Locate the lines where "this" occurs and copy them as they stand.

• RECORDS SUPPLIED:
- - -

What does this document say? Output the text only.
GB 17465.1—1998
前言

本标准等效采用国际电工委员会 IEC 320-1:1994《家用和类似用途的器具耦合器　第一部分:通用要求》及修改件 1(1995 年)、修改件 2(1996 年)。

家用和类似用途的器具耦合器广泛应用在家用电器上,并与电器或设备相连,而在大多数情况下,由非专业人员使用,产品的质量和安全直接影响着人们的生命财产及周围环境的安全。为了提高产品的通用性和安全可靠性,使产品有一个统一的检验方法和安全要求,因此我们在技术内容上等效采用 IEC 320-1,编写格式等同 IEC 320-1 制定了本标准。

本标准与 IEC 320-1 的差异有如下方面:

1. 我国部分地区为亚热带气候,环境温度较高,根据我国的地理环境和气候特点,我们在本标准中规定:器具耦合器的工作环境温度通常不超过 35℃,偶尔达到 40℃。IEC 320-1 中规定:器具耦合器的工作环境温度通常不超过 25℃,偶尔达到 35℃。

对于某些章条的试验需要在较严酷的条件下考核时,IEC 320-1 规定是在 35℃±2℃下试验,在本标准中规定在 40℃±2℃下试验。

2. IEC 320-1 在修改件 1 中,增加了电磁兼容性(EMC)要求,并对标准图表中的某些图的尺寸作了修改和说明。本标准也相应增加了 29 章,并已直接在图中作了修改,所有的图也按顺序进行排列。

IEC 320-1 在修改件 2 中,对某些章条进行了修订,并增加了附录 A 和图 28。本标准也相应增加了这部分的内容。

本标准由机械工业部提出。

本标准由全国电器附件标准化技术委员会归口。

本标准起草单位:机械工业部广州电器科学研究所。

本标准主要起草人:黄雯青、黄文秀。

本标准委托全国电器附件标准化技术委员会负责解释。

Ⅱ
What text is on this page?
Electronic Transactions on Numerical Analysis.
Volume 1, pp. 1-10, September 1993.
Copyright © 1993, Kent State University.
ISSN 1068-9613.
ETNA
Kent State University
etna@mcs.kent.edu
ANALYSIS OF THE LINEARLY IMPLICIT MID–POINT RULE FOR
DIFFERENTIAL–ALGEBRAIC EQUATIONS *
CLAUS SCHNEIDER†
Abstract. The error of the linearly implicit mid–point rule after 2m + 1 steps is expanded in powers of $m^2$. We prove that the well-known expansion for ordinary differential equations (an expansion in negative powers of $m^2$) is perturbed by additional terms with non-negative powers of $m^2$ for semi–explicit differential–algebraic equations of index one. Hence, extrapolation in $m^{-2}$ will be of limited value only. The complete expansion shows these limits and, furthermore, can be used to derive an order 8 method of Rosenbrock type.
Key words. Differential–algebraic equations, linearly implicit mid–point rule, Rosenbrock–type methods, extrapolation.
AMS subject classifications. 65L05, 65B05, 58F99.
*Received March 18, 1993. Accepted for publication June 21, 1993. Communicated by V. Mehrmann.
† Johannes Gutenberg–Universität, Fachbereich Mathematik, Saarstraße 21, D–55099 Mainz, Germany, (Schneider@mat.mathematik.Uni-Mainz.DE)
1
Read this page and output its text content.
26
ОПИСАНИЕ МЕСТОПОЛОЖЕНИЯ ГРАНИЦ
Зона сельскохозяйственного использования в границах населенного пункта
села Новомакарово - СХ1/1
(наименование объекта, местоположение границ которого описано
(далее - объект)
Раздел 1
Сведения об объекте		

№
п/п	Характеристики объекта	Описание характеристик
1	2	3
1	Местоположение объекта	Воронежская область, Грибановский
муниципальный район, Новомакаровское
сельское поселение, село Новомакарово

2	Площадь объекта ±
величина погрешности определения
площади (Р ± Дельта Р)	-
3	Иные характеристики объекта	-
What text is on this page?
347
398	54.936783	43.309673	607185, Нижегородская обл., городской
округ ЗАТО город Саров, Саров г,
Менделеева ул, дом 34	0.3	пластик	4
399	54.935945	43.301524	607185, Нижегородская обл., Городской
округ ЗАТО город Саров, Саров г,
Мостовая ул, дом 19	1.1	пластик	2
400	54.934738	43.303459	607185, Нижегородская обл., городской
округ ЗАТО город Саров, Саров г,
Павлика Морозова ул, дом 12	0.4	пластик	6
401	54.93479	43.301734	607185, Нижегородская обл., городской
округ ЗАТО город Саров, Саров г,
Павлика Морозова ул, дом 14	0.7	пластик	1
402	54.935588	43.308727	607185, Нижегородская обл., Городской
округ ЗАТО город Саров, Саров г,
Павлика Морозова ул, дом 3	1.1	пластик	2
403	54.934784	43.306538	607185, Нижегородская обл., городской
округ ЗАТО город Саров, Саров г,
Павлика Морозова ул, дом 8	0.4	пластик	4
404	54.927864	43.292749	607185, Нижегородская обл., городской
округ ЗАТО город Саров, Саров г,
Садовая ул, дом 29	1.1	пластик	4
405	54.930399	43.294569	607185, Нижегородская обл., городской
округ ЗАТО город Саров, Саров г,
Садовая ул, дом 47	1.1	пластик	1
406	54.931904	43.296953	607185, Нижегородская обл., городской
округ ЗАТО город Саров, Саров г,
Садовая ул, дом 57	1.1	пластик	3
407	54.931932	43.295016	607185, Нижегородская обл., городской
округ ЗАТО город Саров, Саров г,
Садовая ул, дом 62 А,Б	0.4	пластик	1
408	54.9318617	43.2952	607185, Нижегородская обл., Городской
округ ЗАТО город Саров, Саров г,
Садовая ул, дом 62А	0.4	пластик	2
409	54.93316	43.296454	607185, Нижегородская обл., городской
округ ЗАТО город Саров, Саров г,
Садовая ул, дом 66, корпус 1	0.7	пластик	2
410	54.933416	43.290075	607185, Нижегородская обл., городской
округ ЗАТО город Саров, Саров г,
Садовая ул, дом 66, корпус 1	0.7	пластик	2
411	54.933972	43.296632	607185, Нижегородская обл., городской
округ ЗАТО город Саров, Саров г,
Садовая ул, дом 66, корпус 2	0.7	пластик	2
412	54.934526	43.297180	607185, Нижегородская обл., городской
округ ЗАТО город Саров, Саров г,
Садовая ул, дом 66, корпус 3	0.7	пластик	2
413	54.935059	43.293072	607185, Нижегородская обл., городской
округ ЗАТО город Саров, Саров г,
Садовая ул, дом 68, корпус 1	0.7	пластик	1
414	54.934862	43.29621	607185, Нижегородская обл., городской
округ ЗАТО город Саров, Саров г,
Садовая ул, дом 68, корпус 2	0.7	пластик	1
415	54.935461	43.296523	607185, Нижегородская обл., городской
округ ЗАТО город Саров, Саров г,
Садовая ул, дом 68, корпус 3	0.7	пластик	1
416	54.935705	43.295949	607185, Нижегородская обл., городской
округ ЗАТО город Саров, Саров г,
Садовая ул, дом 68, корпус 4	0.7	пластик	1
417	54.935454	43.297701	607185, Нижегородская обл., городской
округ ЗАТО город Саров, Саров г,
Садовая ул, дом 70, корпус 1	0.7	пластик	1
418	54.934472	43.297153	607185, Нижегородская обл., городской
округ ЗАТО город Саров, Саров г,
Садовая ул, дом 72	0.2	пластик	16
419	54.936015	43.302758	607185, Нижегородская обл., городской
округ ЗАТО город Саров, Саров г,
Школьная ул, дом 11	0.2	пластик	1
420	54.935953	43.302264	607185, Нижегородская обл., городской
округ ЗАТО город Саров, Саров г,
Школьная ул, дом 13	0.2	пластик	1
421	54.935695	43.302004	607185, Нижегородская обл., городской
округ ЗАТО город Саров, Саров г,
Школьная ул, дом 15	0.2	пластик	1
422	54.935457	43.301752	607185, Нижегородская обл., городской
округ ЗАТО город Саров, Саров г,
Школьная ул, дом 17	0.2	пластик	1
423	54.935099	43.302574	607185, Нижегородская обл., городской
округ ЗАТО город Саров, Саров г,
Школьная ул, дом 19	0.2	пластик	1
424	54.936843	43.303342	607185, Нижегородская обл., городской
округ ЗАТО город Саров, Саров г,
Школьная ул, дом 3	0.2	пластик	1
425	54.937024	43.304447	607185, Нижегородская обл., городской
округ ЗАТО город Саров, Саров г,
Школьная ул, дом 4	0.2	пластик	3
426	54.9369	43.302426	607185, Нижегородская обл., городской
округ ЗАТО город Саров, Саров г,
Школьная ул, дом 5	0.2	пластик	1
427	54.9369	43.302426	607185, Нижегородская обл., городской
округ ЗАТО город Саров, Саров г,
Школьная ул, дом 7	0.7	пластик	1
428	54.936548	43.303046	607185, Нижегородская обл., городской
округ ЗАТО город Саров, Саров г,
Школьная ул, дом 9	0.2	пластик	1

- - -

• FINISHED ANSWER:
What does this document say? Output the text only.
What text is on this page?
Read this page and output its text content.
What text is on this page?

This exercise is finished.